■ Your goal:
Copy the listing verbatim, excluding any images found in it.

■ Material provided:
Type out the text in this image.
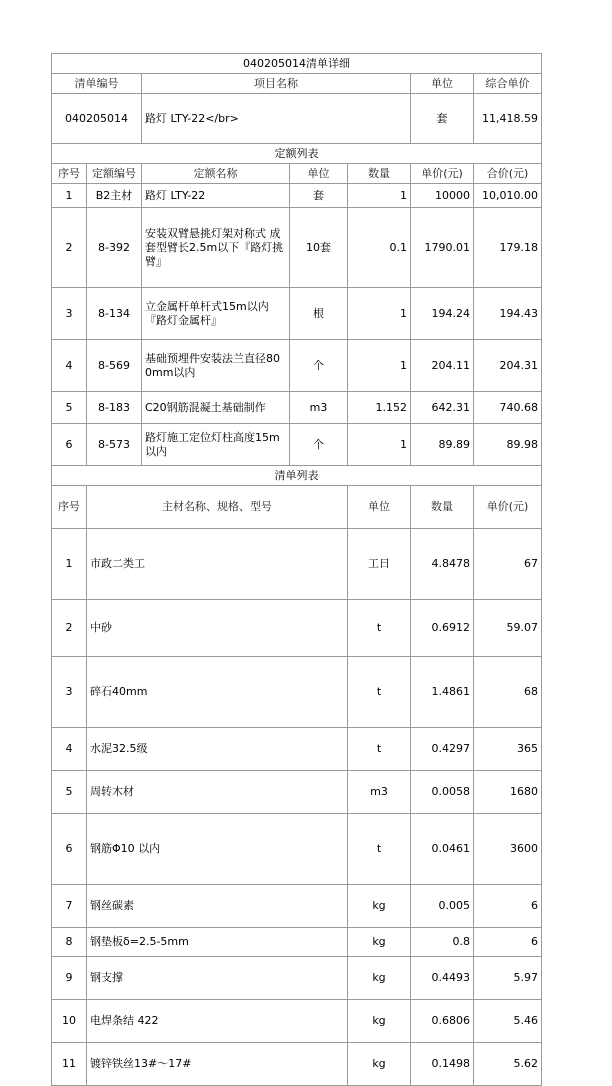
040205014清单详细							
清单编号		项目名称			单位	综合单价	
040205014		路灯 LTY-22</br>			套	11,418.59	
定额列表							
序号	定额编号	定额名称	单位	数量	单价(元)	合价(元)	
1	B2主材	路灯 LTY-22	套	1	10000	10,010.00	
2	8-392	安装双臂悬挑灯架对称式 成套型臂长2.5m以下『路灯挑臂』	10套	0.1	1790.01	179.18	
3	8-134	立金属杆单杆式15m以内『路灯金属杆』	根	1	194.24	194.43	
4	8-569	基础预埋件安装法兰直径800mm以内	个	1	204.11	204.31	
5	8-183	C20钢筋混凝土基础制作	m3	1.152	642.31	740.68	
6	8-573	路灯施工定位灯柱高度15m以内	个	1	89.89	89.98	
清单列表							
序号	主材名称、规格、型号			单位	数量	单价(元)	
1	市政二类工			工日	4.8478	67	
2	中砂			t	0.6912	59.07	
3	碎石40mm			t	1.4861	68	
4	水泥32.5级			t	0.4297	365	
5	周转木材			m3	0.0058	1680	
6	钢筋Φ10 以内			t	0.0461	3600	
7	钢丝碳素			kg	0.005	6	
8	钢垫板δ=2.5-5mm			kg	0.8	6	
9	钢支撑			kg	0.4493	5.97	
10	电焊条结 422			kg	0.6806	5.46	
11	镀锌铁丝13#～17#			kg	0.1498	5.62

■ The solution:
Type out the text in this image.
040205014清单详细							
清单编号		项目名称			单位	综合单价	
040205014		路灯 LTY-22</br>			套	11,418.59	
定额列表							
序号	定额编号	定额名称	单位	数量	单价(元)	合价(元)	
1	B2主材	路灯 LTY-22	套	1	10000	10,010.00	
2	8-392	安装双臂悬挑灯架对称式 成套型臂长2.5m以下『路灯挑臂』	10套	0.1	1790.01	179.18	
3	8-134	立金属杆单杆式15m以内『路灯金属杆』	根	1	194.24	194.43	
4	8-569	基础预埋件安装法兰直径800mm以内	个	1	204.11	204.31	
5	8-183	C20钢筋混凝土基础制作	m3	1.152	642.31	740.68	
6	8-573	路灯施工定位灯柱高度15m以内	个	1	89.89	89.98	
清单列表							
序号	主材名称、规格、型号			单位	数量	单价(元)	
1	市政二类工			工日	4.8478	67	
2	中砂			t	0.6912	59.07	
3	碎石40mm			t	1.4861	68	
4	水泥32.5级			t	0.4297	365	
5	周转木材			m3	0.0058	1680	
6	钢筋Φ10 以内			t	0.0461	3600	
7	钢丝碳素			kg	0.005	6	
8	钢垫板δ=2.5-5mm			kg	0.8	6	
9	钢支撑			kg	0.4493	5.97	
10	电焊条结 422			kg	0.6806	5.46	
11	镀锌铁丝13#～17#			kg	0.1498	5.62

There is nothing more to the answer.